** START **

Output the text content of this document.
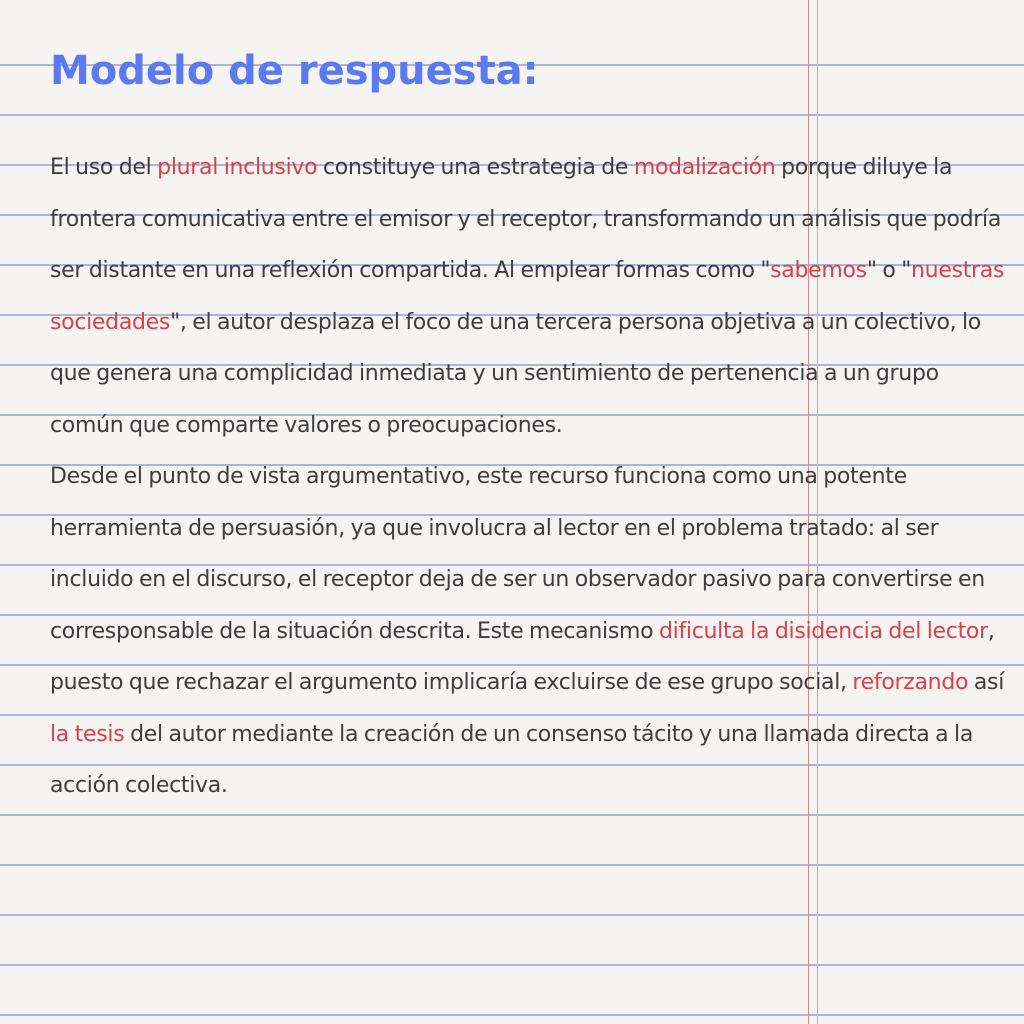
Modelo de respuesta:

El uso del plural inclusivo constituye una estrategia de modalización porque diluye la frontera comunicativa entre el emisor y el receptor, transformando un análisis que podría ser distante en una reflexión compartida. Al emplear formas como "sabemos" o "nuestras sociedades", el autor desplaza el foco de una tercera persona objetiva a un colectivo, lo que genera una complicidad inmediata y un sentimiento de pertenencia a un grupo común que comparte valores o preocupaciones.

Desde el punto de vista argumentativo, este recurso funciona como una potente herramienta de persuasión, ya que involucra al lector en el problema tratado: al ser incluido en el discurso, el receptor deja de ser un observador pasivo para convertirse en corresponsable de la situación descrita. Este mecanismo dificulta la disidencia del lector, puesto que rechazar el argumento implicaría excluirse de ese grupo social, reforzando así la tesis del autor mediante la creación de un consenso tácito y una llamada directa a la acción colectiva.
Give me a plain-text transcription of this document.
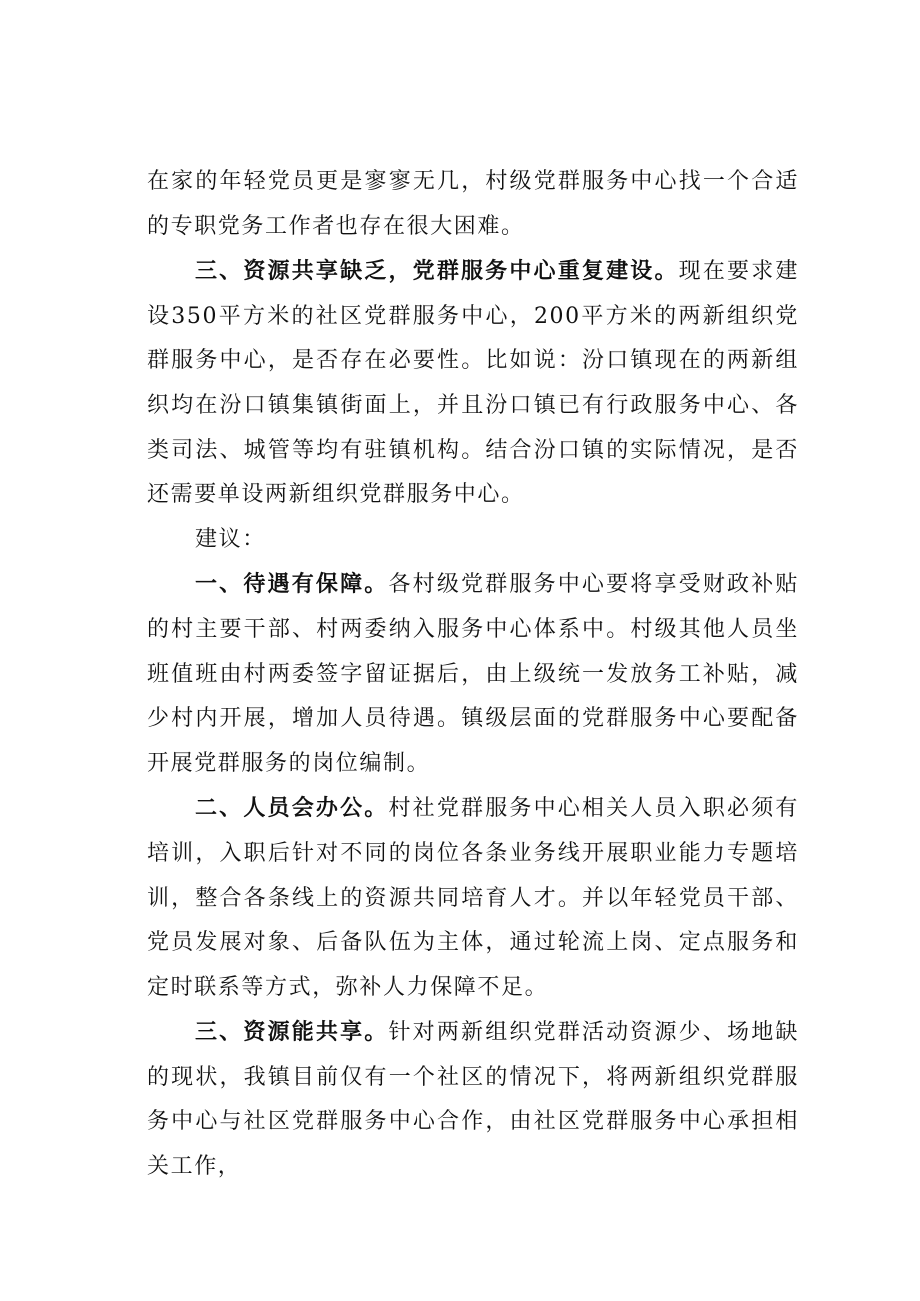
在家的年轻党员更是寥寥无几，村级党群服务中心找一个合适的专职党务工作者也存在很大困难。

三、资源共享缺乏，党群服务中心重复建设。现在要求建设350平方米的社区党群服务中心，200平方米的两新组织党群服务中心，是否存在必要性。比如说：汾口镇现在的两新组织均在汾口镇集镇街面上，并且汾口镇已有行政服务中心、各类司法、城管等均有驻镇机构。结合汾口镇的实际情况，是否还需要单设两新组织党群服务中心。

建议：

一、待遇有保障。各村级党群服务中心要将享受财政补贴的村主要干部、村两委纳入服务中心体系中。村级其他人员坐班值班由村两委签字留证据后，由上级统一发放务工补贴，减少村内开展，增加人员待遇。镇级层面的党群服务中心要配备开展党群服务的岗位编制。

二、人员会办公。村社党群服务中心相关人员入职必须有培训，入职后针对不同的岗位各条业务线开展职业能力专题培训，整合各条线上的资源共同培育人才。并以年轻党员干部、党员发展对象、后备队伍为主体，通过轮流上岗、定点服务和定时联系等方式，弥补人力保障不足。

三、资源能共享。针对两新组织党群活动资源少、场地缺的现状，我镇目前仅有一个社区的情况下，将两新组织党群服务中心与社区党群服务中心合作，由社区党群服务中心承担相关工作，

** END **

◆ What is being asked: Ignore the images and quote every line of the listing exactly.

◆ Solution for this exercise:
Output the text content of this document.
Modelo de respuesta:

El uso del plural inclusivo constituye una estrategia de modalización porque diluye la frontera comunicativa entre el emisor y el receptor, transformando un análisis que podría ser distante en una reflexión compartida. Al emplear formas como "sabemos" o "nuestras sociedades", el autor desplaza el foco de una tercera persona objetiva a un colectivo, lo que genera una complicidad inmediata y un sentimiento de pertenencia a un grupo común que comparte valores o preocupaciones.

Desde el punto de vista argumentativo, este recurso funciona como una potente herramienta de persuasión, ya que involucra al lector en el problema tratado: al ser incluido en el discurso, el receptor deja de ser un observador pasivo para convertirse en corresponsable de la situación descrita. Este mecanismo dificulta la disidencia del lector, puesto que rechazar el argumento implicaría excluirse de ese grupo social, reforzando así la tesis del autor mediante la creación de un consenso tácito y una llamada directa a la acción colectiva.
Give me a plain-text transcription of this document.
在家的年轻党员更是寥寥无几，村级党群服务中心找一个合适的专职党务工作者也存在很大困难。

三、资源共享缺乏，党群服务中心重复建设。现在要求建设350平方米的社区党群服务中心，200平方米的两新组织党群服务中心，是否存在必要性。比如说：汾口镇现在的两新组织均在汾口镇集镇街面上，并且汾口镇已有行政服务中心、各类司法、城管等均有驻镇机构。结合汾口镇的实际情况，是否还需要单设两新组织党群服务中心。

建议：

一、待遇有保障。各村级党群服务中心要将享受财政补贴的村主要干部、村两委纳入服务中心体系中。村级其他人员坐班值班由村两委签字留证据后，由上级统一发放务工补贴，减少村内开展，增加人员待遇。镇级层面的党群服务中心要配备开展党群服务的岗位编制。

二、人员会办公。村社党群服务中心相关人员入职必须有培训，入职后针对不同的岗位各条业务线开展职业能力专题培训，整合各条线上的资源共同培育人才。并以年轻党员干部、党员发展对象、后备队伍为主体，通过轮流上岗、定点服务和定时联系等方式，弥补人力保障不足。

三、资源能共享。针对两新组织党群活动资源少、场地缺的现状，我镇目前仅有一个社区的情况下，将两新组织党群服务中心与社区党群服务中心合作，由社区党群服务中心承担相关工作，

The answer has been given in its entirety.